------ EXERCISE PASSAGE ------
GmAKT1-mediated K(+) absorption positively modulates soybean salt tolerance by GmCBL9-GmCIPK6 complex.

Soybean is one of the most important crops in the world. However, salt stress poses a major challenge to soybean growth and productivity. Therefore, unravelling the complex mechanisms governing salt tolerance in soybean is imperative for molecular breeding of salt-tolerant varieties to improve yield. Maintaining intracellular Na(+)/K(+) homeostasis is one of the key factors for plant salt tolerance. Although some salt tolerance mechanisms involving Na(+) exclusion have been well identified in plants, few studies have been conducted on how K(+) influx controls soybean salt tolerance. Here, we characterized the function of soybean K(+) channel gene GmAKT1 and identified GmCBL9-GmCIPK6 complex, which modulated GmAKT1-mediated K(+) uptake under salt stress. Functional studies found that soybean lines GmAKT1 overexpressing increased K(+) content and promoted salt tolerance, while CRISPR/Cas9-mediated disruption of GmAKT1 soybean lines decreased the K(+) content and showed salt sensitivity. Furthermore, we identified that GmCIPK6 interacted with GmAKT1 and GmCBL9 interacted with GmCIPK6. In addition, Mn(2+)-Phos-tag assays proved that GmCIPK6 could phosphorylate GmAKT1. This collaborative activation of the GmCBL9-GmCIPK6-GmAKT1 module promoted K(+) influx and enhanced soybean salt tolerance. Our findings reveal a new molecular mechanism in soybeans under salt stress and provide insights for cultivating new salt-tolerant soybean varieties by molecular breeding.
------ DATA SECTION ------
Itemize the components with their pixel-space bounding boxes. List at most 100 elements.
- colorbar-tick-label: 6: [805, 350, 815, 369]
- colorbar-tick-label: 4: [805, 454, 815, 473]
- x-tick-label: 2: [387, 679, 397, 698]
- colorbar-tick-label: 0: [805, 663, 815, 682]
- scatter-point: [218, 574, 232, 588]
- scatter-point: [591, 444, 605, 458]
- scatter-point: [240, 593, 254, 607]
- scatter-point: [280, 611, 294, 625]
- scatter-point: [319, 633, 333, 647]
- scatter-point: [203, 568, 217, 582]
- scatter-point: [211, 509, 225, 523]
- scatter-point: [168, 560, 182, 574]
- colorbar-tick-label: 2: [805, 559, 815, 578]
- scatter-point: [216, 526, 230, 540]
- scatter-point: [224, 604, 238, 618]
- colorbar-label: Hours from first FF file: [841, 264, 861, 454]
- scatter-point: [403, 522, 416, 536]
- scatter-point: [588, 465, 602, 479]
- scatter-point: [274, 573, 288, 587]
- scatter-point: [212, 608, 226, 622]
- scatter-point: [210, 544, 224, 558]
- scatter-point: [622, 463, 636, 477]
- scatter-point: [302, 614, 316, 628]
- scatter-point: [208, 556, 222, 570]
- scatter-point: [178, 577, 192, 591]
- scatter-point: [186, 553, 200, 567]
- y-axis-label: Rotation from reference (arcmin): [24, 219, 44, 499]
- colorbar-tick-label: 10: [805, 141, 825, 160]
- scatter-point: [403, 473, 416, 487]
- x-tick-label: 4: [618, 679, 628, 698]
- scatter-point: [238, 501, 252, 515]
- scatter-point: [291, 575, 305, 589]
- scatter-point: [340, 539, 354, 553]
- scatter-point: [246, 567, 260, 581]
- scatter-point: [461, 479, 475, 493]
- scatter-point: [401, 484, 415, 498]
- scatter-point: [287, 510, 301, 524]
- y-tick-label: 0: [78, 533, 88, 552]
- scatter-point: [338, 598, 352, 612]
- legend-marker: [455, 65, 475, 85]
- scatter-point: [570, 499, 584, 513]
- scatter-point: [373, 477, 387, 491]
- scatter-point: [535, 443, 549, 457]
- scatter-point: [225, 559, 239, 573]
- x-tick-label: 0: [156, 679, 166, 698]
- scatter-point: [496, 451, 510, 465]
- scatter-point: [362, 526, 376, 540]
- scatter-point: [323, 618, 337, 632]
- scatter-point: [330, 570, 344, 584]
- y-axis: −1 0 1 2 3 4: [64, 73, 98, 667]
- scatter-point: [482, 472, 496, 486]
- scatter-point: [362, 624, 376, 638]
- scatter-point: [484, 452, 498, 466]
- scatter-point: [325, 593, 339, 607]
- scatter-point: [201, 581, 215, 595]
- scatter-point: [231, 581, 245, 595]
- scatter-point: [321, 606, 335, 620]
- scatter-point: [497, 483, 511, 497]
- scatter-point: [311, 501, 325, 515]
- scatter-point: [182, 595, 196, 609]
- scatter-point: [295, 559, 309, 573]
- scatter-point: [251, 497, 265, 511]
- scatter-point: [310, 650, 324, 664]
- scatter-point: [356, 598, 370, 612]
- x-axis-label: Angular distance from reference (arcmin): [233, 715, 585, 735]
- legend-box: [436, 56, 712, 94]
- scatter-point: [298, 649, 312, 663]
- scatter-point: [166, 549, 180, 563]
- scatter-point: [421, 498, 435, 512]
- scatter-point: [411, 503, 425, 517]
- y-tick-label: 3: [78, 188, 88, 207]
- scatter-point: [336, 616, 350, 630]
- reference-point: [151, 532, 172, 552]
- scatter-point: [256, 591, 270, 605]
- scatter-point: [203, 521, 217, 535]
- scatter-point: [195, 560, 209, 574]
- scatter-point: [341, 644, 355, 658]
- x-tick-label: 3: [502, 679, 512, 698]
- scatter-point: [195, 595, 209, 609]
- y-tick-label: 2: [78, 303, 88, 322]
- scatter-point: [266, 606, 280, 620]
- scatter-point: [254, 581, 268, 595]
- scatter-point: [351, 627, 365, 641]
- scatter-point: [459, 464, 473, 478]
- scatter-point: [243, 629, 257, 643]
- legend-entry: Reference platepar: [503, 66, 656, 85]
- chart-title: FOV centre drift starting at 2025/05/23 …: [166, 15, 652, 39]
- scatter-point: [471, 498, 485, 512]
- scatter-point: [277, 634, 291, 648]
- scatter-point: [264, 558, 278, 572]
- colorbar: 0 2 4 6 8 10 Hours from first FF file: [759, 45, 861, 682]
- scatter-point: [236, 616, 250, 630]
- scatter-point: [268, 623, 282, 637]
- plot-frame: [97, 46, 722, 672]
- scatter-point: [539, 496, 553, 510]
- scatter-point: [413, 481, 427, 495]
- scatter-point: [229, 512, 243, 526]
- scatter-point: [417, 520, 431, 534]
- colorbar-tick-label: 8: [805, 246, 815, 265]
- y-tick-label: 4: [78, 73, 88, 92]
------
▸ **WORK REQUEST**
In the passage on soybean salt tolerance, which assays showed that GmCIPK6 could phosphorylate GmAKT1? The material after the text stands apart from it.

▸ **TASK ANSWER**
Mn(2+)-Phos-tag assays